Entries taken from a collection:
◆ ◆ ◆ ◆

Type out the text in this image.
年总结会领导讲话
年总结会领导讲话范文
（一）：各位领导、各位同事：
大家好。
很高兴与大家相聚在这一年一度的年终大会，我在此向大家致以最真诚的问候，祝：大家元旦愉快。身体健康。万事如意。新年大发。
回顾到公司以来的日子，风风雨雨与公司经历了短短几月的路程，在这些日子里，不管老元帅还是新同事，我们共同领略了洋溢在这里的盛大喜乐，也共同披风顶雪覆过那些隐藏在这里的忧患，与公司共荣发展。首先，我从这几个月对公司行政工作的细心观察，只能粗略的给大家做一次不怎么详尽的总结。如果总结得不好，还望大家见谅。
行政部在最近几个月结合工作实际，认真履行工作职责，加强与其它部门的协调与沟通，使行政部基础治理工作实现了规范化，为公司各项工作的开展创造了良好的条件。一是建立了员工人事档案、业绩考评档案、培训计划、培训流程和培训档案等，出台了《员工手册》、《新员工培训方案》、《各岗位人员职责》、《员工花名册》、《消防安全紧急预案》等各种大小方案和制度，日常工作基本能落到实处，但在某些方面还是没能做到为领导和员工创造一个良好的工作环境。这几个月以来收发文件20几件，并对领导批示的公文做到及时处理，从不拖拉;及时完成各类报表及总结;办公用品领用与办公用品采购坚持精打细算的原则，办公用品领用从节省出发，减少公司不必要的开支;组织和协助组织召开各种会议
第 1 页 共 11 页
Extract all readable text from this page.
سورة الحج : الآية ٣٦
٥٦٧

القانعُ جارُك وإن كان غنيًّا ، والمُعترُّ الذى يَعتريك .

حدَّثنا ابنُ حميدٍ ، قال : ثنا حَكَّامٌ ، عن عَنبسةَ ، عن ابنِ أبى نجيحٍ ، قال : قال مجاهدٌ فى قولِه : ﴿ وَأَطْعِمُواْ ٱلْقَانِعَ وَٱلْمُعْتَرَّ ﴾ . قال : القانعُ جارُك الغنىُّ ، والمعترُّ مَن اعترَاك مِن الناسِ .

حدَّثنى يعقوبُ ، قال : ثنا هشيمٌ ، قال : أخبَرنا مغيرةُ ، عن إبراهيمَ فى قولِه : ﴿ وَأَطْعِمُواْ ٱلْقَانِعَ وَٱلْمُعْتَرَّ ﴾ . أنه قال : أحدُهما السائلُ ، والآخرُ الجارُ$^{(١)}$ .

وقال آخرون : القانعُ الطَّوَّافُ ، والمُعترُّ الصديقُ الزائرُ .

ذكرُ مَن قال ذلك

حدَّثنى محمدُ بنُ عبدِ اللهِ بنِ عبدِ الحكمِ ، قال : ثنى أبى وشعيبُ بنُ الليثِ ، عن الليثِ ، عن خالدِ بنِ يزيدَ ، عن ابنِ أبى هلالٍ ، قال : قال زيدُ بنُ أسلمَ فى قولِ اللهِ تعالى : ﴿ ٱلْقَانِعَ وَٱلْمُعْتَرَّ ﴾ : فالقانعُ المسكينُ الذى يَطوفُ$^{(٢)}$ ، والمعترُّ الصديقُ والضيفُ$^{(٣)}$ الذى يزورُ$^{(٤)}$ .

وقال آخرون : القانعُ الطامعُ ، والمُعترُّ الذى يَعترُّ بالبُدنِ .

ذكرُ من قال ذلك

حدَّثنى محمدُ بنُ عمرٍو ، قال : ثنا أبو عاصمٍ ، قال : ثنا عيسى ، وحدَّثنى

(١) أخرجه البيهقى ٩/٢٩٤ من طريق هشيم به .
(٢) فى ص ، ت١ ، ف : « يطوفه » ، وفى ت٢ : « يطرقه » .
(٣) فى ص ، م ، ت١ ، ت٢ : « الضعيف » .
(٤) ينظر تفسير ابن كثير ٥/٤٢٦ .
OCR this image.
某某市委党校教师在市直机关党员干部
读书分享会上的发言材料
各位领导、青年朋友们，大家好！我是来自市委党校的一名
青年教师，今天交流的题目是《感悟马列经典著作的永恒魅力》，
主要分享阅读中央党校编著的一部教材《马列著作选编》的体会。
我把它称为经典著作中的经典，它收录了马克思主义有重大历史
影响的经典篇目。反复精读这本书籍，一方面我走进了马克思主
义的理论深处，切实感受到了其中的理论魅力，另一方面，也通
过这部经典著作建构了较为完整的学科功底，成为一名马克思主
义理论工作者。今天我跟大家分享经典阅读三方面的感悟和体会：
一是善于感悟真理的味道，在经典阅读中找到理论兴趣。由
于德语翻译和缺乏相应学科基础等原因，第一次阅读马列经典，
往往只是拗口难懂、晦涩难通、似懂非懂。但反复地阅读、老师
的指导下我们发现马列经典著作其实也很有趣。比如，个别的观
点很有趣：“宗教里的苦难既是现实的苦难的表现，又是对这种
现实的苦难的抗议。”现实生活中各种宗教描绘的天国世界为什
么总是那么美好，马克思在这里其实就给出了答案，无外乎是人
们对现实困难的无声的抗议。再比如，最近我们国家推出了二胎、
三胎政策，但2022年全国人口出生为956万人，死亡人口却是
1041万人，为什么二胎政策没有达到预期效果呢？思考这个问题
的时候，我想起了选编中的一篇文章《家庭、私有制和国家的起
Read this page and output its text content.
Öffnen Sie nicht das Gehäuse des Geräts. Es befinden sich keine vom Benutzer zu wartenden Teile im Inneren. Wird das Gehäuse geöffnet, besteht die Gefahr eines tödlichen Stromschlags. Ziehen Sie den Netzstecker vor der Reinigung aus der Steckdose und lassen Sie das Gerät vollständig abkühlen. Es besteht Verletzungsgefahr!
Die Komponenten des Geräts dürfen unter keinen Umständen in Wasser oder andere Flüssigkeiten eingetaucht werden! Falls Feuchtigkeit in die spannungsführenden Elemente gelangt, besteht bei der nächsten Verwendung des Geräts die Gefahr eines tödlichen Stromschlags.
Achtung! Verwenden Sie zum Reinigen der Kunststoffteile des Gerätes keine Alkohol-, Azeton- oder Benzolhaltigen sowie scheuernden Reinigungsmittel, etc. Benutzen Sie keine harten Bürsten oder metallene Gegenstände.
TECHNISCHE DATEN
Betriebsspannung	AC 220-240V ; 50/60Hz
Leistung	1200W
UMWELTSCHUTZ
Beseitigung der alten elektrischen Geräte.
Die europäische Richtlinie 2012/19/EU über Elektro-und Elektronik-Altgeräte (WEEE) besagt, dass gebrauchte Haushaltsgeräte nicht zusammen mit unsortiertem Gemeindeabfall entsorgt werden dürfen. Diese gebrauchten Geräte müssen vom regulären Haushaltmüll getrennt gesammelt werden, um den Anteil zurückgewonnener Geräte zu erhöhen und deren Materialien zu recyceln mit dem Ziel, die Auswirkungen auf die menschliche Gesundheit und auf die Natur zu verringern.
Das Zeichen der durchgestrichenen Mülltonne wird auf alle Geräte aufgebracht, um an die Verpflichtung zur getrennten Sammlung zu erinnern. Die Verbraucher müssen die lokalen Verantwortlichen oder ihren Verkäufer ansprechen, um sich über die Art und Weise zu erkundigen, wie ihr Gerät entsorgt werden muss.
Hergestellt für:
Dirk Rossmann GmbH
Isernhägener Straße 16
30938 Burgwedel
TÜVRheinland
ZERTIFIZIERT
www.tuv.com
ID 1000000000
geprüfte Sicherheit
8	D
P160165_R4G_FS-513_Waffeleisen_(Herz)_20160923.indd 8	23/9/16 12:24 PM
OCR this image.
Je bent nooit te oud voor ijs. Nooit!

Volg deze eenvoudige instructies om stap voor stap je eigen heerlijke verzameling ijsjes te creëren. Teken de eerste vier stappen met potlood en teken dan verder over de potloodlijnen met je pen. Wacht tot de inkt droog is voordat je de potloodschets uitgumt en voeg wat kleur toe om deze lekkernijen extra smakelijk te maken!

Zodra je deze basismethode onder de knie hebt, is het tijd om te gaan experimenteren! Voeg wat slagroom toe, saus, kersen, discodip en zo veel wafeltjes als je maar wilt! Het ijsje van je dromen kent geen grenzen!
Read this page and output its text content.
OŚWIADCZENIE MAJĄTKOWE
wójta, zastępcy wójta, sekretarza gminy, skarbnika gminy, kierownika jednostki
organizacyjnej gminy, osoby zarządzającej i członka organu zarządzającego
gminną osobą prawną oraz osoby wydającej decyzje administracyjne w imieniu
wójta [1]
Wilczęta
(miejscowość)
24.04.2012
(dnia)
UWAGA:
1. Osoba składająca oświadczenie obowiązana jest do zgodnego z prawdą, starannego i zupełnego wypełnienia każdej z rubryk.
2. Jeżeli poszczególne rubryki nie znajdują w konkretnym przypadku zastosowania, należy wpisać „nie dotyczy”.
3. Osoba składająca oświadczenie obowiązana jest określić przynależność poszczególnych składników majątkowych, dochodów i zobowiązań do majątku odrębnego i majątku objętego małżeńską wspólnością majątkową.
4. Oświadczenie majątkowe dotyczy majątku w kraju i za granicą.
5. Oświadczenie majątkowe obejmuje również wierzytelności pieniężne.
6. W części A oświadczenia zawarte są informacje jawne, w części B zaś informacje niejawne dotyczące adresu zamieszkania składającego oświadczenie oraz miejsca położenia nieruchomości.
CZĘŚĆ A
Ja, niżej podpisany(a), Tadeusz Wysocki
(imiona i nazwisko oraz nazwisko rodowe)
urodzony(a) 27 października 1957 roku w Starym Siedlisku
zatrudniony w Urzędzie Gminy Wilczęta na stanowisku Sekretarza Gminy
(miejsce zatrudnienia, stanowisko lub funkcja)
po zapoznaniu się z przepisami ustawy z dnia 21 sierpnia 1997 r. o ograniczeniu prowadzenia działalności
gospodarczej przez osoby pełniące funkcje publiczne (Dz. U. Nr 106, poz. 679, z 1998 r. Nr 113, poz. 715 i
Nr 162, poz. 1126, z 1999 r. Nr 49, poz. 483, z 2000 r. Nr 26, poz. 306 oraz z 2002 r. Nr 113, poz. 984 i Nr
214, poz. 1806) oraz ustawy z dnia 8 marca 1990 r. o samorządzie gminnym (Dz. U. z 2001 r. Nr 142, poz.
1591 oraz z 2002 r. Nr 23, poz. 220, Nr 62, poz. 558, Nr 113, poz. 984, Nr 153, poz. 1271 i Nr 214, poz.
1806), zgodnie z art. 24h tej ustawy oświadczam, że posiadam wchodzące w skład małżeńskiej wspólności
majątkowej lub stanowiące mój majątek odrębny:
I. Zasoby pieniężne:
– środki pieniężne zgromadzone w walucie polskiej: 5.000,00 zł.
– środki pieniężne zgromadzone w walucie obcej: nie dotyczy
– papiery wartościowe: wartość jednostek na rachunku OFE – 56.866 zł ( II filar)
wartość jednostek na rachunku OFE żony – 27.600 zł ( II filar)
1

◆ ◆ ◆ ◆

WORK REQUIRED
Every line in the data above that contains "wartość" needs to be copied.

TASK RESPONSE
– papiery wartościowe: wartość jednostek na rachunku OFE – 56.866 zł ( II filar)
wartość jednostek na rachunku OFE żony – 27.600 zł ( II filar)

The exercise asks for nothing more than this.